▶

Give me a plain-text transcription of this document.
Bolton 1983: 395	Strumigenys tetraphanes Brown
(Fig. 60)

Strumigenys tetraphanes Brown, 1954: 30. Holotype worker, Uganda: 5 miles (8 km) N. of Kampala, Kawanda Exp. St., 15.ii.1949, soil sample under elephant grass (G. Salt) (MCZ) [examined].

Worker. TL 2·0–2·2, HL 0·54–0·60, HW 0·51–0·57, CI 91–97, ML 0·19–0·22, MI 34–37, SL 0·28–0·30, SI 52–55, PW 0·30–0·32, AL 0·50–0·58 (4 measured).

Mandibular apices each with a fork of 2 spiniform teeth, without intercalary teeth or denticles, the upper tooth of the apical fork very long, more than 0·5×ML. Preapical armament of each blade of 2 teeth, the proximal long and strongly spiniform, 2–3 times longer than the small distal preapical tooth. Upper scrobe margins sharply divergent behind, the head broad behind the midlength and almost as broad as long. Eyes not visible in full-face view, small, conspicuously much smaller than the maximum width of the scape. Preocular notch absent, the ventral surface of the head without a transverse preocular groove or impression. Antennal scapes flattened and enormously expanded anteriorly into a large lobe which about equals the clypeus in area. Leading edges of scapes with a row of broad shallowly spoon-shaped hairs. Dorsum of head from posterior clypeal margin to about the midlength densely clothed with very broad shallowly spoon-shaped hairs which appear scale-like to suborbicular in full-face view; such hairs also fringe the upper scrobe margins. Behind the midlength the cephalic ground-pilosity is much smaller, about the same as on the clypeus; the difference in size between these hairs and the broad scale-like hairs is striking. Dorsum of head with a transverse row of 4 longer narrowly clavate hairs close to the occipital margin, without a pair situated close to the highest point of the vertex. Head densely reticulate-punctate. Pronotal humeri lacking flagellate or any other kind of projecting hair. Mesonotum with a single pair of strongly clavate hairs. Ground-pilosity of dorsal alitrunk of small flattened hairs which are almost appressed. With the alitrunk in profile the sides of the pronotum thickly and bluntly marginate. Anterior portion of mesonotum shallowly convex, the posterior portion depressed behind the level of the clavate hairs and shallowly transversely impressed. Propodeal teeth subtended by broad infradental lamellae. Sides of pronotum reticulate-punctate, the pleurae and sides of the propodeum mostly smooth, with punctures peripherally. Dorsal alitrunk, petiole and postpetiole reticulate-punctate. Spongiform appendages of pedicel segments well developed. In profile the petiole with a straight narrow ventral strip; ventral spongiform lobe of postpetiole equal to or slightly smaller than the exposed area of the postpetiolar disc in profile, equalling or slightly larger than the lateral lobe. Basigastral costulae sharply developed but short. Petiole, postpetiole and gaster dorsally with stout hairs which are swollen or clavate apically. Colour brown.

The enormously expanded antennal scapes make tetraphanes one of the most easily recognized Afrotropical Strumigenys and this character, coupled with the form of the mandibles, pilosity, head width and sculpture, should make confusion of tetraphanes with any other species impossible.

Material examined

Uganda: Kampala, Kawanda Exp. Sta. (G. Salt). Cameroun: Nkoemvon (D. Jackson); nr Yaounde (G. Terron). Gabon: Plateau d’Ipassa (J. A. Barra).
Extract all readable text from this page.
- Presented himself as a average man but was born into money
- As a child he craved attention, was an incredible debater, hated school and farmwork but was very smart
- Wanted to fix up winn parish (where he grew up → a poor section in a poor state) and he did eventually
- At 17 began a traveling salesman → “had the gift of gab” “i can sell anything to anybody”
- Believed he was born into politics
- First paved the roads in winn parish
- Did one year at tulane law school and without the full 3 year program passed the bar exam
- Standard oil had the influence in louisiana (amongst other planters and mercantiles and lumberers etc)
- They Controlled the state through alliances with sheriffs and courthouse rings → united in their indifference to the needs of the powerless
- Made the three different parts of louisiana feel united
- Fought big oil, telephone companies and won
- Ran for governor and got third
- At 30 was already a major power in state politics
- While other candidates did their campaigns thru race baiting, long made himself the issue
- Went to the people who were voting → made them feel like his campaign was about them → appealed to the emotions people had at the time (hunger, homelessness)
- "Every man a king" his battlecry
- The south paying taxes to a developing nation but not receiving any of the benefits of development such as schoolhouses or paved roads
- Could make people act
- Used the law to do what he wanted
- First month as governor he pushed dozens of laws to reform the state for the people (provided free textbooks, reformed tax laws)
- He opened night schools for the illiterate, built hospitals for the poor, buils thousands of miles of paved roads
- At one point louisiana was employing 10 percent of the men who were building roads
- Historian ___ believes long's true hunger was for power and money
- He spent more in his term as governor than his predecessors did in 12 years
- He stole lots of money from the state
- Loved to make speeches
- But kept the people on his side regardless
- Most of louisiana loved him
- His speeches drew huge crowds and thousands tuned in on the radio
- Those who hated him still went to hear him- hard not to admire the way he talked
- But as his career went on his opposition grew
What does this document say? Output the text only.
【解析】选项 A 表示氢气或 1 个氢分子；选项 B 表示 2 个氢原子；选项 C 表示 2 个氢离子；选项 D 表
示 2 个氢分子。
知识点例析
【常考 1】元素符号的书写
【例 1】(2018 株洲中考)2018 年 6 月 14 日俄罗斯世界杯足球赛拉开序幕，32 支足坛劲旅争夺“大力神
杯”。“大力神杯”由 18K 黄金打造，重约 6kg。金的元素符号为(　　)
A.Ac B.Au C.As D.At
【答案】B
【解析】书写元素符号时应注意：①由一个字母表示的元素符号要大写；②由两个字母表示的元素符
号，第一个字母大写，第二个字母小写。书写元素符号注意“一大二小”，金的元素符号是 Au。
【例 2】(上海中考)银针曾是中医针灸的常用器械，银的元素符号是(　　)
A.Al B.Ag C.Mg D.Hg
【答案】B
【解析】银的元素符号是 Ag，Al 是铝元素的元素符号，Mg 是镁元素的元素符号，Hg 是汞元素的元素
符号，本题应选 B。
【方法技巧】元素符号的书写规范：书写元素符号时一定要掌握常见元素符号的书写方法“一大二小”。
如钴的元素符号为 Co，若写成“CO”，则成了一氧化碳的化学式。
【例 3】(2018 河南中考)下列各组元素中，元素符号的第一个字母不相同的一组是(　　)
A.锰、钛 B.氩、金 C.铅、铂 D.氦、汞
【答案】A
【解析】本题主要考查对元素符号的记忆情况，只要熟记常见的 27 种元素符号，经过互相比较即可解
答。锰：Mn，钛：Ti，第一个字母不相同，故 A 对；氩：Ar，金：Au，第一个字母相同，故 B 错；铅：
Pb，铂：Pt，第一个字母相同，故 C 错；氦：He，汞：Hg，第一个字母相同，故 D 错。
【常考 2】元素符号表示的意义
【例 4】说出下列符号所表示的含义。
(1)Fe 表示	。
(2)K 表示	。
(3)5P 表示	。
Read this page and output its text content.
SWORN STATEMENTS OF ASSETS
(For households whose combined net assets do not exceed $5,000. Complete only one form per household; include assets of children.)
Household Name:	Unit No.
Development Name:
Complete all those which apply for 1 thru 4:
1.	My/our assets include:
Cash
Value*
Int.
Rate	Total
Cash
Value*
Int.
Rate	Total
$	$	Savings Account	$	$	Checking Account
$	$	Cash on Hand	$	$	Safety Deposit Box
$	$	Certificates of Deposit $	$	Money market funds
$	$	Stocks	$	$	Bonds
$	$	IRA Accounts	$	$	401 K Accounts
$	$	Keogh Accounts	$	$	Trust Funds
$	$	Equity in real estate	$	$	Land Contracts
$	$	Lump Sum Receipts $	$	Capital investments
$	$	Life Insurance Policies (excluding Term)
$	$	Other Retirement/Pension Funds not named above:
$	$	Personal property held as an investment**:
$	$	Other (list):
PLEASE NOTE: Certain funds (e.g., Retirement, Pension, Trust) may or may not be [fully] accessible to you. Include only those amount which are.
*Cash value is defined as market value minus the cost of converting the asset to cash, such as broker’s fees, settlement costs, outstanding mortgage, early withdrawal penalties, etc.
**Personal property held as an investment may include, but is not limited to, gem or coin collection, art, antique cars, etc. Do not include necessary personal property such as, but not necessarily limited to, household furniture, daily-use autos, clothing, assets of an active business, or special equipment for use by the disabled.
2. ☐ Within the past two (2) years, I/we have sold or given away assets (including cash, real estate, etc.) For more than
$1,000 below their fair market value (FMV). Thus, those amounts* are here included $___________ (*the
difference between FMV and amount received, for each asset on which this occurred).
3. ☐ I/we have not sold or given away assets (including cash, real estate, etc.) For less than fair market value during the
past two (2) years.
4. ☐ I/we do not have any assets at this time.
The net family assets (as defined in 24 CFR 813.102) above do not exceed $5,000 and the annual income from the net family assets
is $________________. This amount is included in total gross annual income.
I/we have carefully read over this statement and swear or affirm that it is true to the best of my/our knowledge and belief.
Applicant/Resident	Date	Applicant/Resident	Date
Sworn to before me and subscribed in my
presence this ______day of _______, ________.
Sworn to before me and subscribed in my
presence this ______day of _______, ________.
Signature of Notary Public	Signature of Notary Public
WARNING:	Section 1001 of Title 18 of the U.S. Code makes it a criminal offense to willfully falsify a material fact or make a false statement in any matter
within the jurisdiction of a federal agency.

◀

Return each line where "estate" shows up.

# Output:
$	$	Equity in real estate	$	$	Land Contracts
2. ☐ Within the past two (2) years, I/we have sold or given away assets (including cash, real estate, etc.) For more than
3. ☐ I/we have not sold or given away assets (including cash, real estate, etc.) For less than fair market value during the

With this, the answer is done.